» **STATED GOAL**: Repeat every line of the data exactly, but not the pictures.
%%
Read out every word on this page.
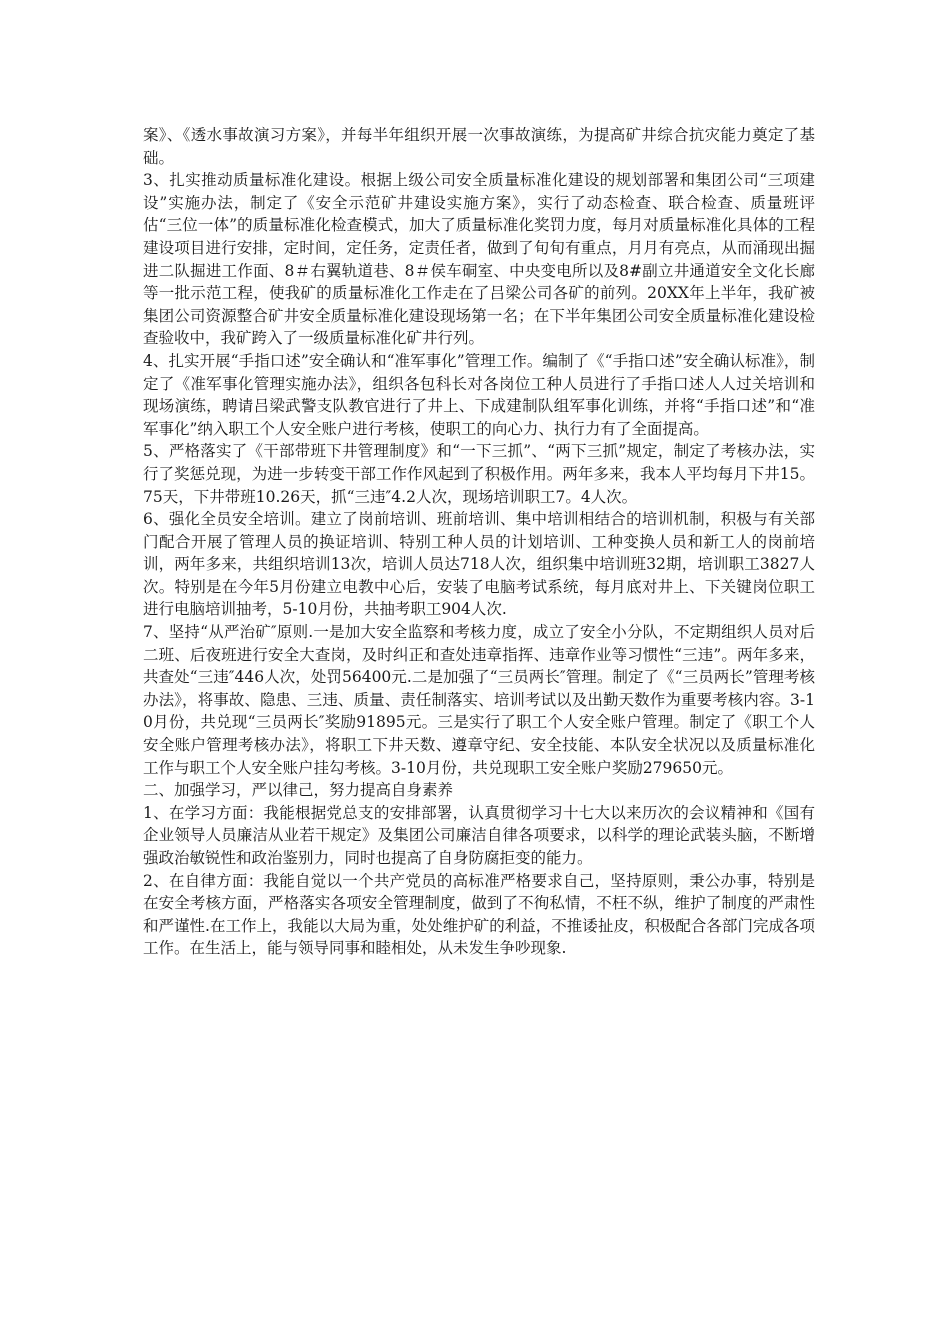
案》、《透水事故演习方案》，并每半年组织开展一次事故演练，为提高矿井综合抗灾能力奠定了基础。

3、扎实推动质量标准化建设。根据上级公司安全质量标准化建设的规划部署和集团公司“三项建设”实施办法，制定了《安全示范矿井建设实施方案》，实行了动态检查、联合检查、质量班评估“三位一体”的质量标准化检查模式，加大了质量标准化奖罚力度，每月对质量标准化具体的工程建设项目进行安排，定时间，定任务，定责任者，做到了旬旬有重点，月月有亮点，从而涌现出掘进二队掘进工作面、8＃右翼轨道巷、8＃侯车硐室、中央变电所以及8#副立井通道安全文化长廊等一批示范工程，使我矿的质量标准化工作走在了吕梁公司各矿的前列。20XX年上半年，我矿被集团公司资源整合矿井安全质量标准化建设现场第一名；在下半年集团公司安全质量标准化建设检查验收中，我矿跨入了一级质量标准化矿井行列。

4、扎实开展“手指口述”安全确认和“准军事化”管理工作。编制了《“手指口述”安全确认标准》，制定了《准军事化管理实施办法》，组织各包科长对各岗位工种人员进行了手指口述人人过关培训和现场演练，聘请吕梁武警支队教官进行了井上、下成建制队组军事化训练，并将“手指口述”和“准军事化”纳入职工个人安全账户进行考核，使职工的向心力、执行力有了全面提高。

5、严格落实了《干部带班下井管理制度》和“一下三抓”、“两下三抓”规定，制定了考核办法，实行了奖惩兑现，为进一步转变干部工作作风起到了积极作用。两年多来，我本人平均每月下井15。75天，下井带班10.26天，抓“三违″4.2人次，现场培训职工7。4人次。

6、强化全员安全培训。建立了岗前培训、班前培训、集中培训相结合的培训机制，积极与有关部门配合开展了管理人员的换证培训、特别工种人员的计划培训、工种变换人员和新工人的岗前培训，两年多来，共组织培训13次，培训人员达718人次，组织集中培训班32期，培训职工3827人次。特别是在今年5月份建立电教中心后，安装了电脑考试系统，每月底对井上、下关键岗位职工进行电脑培训抽考，5-10月份，共抽考职工904人次.

7、坚持“从严治矿″原则.一是加大安全监察和考核力度，成立了安全小分队，不定期组织人员对后二班、后夜班进行安全大查岗，及时纠正和查处违章指挥、违章作业等习惯性“三违”。两年多来，共查处“三违″446人次，处罚56400元.二是加强了“三员两长″管理。制定了《“三员两长”管理考核办法》，将事故、隐患、三违、质量、责任制落实、培训考试以及出勤天数作为重要考核内容。3-10月份，共兑现“三员两长″奖励91895元。三是实行了职工个人安全账户管理。制定了《职工个人安全账户管理考核办法》，将职工下井天数、遵章守纪、安全技能、本队安全状况以及质量标准化工作与职工个人安全账户挂勾考核。3-10月份，共兑现职工安全账户奖励279650元。

二、加强学习，严以律己，努力提高自身素养

1、在学习方面：我能根据党总支的安排部署，认真贯彻学习十七大以来历次的会议精神和《国有企业领导人员廉洁从业若干规定》及集团公司廉洁自律各项要求，以科学的理论武装头脑，不断增强政治敏锐性和政治鉴别力，同时也提高了自身防腐拒变的能力。

2、在自律方面：我能自觉以一个共产党员的高标准严格要求自己，坚持原则，秉公办事，特别是在安全考核方面，严格落实各项安全管理制度，做到了不徇私情，不枉不纵，维护了制度的严肃性和严谨性.在工作上，我能以大局为重，处处维护矿的利益，不推诿扯皮，积极配合各部门完成各项工作。在生活上，能与领导同事和睦相处，从未发生争吵现象.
%%
» **TASK OUTPUT**:
Read out every word on this page.
案》、《透水事故演习方案》，并每半年组织开展一次事故演练，为提高矿井综合抗灾能力奠定了基础。

3、扎实推动质量标准化建设。根据上级公司安全质量标准化建设的规划部署和集团公司“三项建设”实施办法，制定了《安全示范矿井建设实施方案》，实行了动态检查、联合检查、质量班评估“三位一体”的质量标准化检查模式，加大了质量标准化奖罚力度，每月对质量标准化具体的工程建设项目进行安排，定时间，定任务，定责任者，做到了旬旬有重点，月月有亮点，从而涌现出掘进二队掘进工作面、8＃右翼轨道巷、8＃侯车硐室、中央变电所以及8#副立井通道安全文化长廊等一批示范工程，使我矿的质量标准化工作走在了吕梁公司各矿的前列。20XX年上半年，我矿被集团公司资源整合矿井安全质量标准化建设现场第一名；在下半年集团公司安全质量标准化建设检查验收中，我矿跨入了一级质量标准化矿井行列。

4、扎实开展“手指口述”安全确认和“准军事化”管理工作。编制了《“手指口述”安全确认标准》，制定了《准军事化管理实施办法》，组织各包科长对各岗位工种人员进行了手指口述人人过关培训和现场演练，聘请吕梁武警支队教官进行了井上、下成建制队组军事化训练，并将“手指口述”和“准军事化”纳入职工个人安全账户进行考核，使职工的向心力、执行力有了全面提高。

5、严格落实了《干部带班下井管理制度》和“一下三抓”、“两下三抓”规定，制定了考核办法，实行了奖惩兑现，为进一步转变干部工作作风起到了积极作用。两年多来，我本人平均每月下井15。75天，下井带班10.26天，抓“三违″4.2人次，现场培训职工7。4人次。

6、强化全员安全培训。建立了岗前培训、班前培训、集中培训相结合的培训机制，积极与有关部门配合开展了管理人员的换证培训、特别工种人员的计划培训、工种变换人员和新工人的岗前培训，两年多来，共组织培训13次，培训人员达718人次，组织集中培训班32期，培训职工3827人次。特别是在今年5月份建立电教中心后，安装了电脑考试系统，每月底对井上、下关键岗位职工进行电脑培训抽考，5-10月份，共抽考职工904人次.

7、坚持“从严治矿″原则.一是加大安全监察和考核力度，成立了安全小分队，不定期组织人员对后二班、后夜班进行安全大查岗，及时纠正和查处违章指挥、违章作业等习惯性“三违”。两年多来，共查处“三违″446人次，处罚56400元.二是加强了“三员两长″管理。制定了《“三员两长”管理考核办法》，将事故、隐患、三违、质量、责任制落实、培训考试以及出勤天数作为重要考核内容。3-10月份，共兑现“三员两长″奖励91895元。三是实行了职工个人安全账户管理。制定了《职工个人安全账户管理考核办法》，将职工下井天数、遵章守纪、安全技能、本队安全状况以及质量标准化工作与职工个人安全账户挂勾考核。3-10月份，共兑现职工安全账户奖励279650元。

二、加强学习，严以律己，努力提高自身素养

1、在学习方面：我能根据党总支的安排部署，认真贯彻学习十七大以来历次的会议精神和《国有企业领导人员廉洁从业若干规定》及集团公司廉洁自律各项要求，以科学的理论武装头脑，不断增强政治敏锐性和政治鉴别力，同时也提高了自身防腐拒变的能力。

2、在自律方面：我能自觉以一个共产党员的高标准严格要求自己，坚持原则，秉公办事，特别是在安全考核方面，严格落实各项安全管理制度，做到了不徇私情，不枉不纵，维护了制度的严肃性和严谨性.在工作上，我能以大局为重，处处维护矿的利益，不推诿扯皮，积极配合各部门完成各项工作。在生活上，能与领导同事和睦相处，从未发生争吵现象.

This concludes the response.